=== Records provided ===
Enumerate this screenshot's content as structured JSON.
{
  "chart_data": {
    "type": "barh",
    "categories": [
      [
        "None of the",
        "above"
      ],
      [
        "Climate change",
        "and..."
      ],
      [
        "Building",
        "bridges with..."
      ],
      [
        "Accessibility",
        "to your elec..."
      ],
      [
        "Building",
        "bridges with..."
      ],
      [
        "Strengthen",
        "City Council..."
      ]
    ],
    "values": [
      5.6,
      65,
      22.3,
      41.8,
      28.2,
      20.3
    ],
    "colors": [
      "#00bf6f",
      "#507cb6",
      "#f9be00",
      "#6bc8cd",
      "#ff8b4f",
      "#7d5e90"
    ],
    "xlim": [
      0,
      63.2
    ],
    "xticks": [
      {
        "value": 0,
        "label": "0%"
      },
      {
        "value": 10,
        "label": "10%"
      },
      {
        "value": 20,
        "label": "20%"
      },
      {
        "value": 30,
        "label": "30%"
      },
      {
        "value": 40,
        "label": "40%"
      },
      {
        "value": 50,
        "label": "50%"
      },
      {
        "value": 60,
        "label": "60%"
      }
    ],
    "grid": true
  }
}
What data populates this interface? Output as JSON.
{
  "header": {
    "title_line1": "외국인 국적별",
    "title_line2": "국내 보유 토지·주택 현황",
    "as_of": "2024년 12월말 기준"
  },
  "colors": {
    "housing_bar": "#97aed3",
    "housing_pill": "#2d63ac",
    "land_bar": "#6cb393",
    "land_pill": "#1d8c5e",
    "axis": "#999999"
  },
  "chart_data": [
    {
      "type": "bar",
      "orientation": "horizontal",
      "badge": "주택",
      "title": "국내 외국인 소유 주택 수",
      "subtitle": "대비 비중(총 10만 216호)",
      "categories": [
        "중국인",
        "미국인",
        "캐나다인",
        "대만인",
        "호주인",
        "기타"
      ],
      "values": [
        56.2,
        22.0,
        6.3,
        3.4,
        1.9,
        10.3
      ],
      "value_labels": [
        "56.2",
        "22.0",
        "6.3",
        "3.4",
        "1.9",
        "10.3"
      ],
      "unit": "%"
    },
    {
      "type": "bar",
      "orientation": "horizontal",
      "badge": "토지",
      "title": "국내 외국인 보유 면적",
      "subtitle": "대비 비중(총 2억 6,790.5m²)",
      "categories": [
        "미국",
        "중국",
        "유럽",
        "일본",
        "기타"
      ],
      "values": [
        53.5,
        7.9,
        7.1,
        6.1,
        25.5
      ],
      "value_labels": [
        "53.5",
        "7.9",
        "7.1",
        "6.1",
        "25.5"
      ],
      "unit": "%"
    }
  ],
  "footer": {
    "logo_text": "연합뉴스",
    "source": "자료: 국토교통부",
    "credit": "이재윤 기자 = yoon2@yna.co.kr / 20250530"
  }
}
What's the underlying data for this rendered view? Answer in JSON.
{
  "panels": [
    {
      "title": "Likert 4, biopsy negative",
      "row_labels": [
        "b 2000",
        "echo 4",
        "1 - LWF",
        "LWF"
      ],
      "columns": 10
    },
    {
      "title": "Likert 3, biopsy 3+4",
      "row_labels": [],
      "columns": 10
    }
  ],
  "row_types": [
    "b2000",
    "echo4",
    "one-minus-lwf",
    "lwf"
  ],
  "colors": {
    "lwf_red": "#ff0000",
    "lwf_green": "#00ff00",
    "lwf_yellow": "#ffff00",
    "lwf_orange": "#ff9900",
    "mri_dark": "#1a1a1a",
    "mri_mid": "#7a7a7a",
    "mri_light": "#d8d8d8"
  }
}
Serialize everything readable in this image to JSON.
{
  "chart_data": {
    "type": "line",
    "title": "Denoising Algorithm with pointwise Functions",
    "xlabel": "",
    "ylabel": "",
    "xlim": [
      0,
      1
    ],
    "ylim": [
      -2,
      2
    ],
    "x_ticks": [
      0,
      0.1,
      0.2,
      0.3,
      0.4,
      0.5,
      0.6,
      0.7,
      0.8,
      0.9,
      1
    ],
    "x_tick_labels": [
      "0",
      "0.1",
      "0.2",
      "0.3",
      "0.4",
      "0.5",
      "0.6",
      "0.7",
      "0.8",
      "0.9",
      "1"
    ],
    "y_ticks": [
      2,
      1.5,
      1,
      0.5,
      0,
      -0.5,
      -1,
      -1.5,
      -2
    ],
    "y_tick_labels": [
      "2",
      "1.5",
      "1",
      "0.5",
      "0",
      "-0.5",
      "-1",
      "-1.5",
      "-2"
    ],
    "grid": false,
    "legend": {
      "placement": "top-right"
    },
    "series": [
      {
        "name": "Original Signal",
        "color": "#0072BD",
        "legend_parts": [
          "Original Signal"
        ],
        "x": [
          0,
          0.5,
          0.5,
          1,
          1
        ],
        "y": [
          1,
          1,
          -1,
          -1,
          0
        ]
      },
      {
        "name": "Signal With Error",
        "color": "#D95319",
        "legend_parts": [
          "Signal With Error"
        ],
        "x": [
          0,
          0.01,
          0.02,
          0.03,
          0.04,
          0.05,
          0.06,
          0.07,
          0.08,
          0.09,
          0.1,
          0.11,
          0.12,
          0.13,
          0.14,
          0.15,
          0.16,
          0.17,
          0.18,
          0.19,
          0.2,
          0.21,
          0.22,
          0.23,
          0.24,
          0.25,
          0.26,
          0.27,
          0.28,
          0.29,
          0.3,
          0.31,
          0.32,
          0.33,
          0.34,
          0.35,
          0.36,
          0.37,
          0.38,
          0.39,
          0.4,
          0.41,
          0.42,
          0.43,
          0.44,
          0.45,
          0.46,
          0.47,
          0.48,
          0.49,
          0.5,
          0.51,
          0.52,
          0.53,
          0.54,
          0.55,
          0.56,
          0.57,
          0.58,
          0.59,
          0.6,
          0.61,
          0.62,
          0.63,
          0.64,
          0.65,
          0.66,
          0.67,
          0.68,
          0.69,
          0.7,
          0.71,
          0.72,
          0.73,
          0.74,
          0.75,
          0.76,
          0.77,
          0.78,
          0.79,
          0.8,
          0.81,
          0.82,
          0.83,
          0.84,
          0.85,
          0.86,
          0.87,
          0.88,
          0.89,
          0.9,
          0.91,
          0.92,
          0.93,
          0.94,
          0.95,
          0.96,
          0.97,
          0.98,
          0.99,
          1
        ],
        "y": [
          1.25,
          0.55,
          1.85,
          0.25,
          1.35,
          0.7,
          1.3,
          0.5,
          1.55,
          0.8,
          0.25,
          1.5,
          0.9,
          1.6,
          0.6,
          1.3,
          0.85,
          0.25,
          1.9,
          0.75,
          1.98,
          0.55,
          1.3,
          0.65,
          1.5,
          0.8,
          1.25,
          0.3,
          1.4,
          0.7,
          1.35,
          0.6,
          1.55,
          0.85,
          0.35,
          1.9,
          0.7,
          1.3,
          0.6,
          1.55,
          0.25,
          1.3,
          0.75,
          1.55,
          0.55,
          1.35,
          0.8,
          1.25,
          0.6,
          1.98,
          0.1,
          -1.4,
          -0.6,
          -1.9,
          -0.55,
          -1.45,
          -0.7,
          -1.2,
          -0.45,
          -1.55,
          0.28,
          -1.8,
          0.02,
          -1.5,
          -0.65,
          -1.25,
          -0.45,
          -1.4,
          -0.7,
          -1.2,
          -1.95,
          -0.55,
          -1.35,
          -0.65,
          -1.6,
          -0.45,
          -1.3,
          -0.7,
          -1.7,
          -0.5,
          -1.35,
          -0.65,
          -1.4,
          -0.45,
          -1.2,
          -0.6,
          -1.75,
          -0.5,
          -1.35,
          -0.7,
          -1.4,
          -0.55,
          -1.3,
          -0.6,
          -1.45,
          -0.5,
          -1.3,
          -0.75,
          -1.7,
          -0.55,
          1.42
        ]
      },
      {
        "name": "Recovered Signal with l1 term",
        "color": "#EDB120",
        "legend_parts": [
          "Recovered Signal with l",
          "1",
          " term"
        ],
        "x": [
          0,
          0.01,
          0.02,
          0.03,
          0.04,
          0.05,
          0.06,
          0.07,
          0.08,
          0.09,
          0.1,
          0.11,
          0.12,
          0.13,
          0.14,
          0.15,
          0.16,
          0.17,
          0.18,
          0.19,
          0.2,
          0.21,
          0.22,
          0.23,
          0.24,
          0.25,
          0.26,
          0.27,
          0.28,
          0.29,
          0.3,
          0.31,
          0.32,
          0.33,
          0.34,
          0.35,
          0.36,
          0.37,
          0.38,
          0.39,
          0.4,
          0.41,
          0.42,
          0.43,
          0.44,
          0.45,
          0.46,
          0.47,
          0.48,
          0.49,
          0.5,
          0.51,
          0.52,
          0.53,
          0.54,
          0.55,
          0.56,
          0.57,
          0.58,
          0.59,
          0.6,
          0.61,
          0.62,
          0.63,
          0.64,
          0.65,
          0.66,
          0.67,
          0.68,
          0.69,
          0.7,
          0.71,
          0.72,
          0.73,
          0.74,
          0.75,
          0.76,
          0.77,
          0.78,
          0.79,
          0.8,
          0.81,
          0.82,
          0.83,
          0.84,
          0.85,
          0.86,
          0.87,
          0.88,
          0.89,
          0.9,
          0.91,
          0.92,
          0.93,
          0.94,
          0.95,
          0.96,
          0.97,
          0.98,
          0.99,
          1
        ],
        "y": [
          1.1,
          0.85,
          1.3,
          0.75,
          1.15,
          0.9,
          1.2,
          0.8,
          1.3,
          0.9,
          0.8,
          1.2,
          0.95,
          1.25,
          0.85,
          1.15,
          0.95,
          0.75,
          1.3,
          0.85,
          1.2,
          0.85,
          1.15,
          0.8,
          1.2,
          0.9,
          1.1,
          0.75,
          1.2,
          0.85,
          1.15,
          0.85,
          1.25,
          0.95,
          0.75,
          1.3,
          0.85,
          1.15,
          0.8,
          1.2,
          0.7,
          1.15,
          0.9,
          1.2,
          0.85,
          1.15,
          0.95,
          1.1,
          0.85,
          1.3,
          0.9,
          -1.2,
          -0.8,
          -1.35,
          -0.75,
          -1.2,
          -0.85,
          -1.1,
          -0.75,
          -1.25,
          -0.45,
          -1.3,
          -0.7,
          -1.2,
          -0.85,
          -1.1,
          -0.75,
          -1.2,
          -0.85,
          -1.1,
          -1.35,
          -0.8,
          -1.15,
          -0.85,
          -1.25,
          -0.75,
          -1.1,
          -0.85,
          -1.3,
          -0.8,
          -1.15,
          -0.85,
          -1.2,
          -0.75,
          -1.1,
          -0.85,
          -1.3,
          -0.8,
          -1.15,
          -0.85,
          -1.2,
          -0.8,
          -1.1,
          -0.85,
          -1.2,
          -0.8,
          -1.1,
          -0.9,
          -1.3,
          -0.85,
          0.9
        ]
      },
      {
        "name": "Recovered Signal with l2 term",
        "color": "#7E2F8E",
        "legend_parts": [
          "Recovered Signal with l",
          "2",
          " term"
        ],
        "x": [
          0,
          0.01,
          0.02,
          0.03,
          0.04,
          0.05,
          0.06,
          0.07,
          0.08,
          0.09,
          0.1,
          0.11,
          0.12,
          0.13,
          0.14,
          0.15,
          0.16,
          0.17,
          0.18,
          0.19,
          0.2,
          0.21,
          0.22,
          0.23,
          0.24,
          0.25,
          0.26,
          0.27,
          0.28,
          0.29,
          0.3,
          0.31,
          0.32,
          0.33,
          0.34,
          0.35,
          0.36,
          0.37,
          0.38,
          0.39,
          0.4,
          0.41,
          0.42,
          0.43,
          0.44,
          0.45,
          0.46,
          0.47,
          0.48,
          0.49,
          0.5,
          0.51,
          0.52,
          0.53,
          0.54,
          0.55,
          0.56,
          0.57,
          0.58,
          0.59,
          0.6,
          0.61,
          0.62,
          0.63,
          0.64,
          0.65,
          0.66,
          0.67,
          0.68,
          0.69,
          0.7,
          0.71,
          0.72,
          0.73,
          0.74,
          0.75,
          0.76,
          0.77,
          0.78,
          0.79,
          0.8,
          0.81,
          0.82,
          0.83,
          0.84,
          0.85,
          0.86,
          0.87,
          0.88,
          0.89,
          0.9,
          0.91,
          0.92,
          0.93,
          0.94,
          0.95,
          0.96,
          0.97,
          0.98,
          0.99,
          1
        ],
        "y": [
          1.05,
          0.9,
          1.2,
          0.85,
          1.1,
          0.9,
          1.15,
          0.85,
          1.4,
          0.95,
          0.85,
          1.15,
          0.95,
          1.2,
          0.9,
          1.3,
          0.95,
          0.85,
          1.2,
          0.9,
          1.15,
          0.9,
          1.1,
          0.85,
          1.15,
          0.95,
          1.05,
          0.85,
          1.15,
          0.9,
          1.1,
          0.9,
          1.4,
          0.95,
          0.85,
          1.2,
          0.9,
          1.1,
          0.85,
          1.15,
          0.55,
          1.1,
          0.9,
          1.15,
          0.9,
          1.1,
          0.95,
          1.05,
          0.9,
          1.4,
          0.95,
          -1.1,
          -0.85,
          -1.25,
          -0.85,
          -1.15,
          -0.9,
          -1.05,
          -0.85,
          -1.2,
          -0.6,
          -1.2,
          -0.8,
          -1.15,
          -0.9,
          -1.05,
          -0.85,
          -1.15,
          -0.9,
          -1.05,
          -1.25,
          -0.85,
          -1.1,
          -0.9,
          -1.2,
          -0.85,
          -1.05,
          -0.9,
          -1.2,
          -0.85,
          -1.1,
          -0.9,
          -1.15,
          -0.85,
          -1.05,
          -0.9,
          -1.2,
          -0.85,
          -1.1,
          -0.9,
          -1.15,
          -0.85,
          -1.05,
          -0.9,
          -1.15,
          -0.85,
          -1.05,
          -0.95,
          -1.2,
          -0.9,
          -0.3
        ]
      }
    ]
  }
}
===
• _Short exercise_: Copy every line of the listing that includes the string "Error".

• _Written solution_:
        "name": "Signal With Error",
          "Signal With Error"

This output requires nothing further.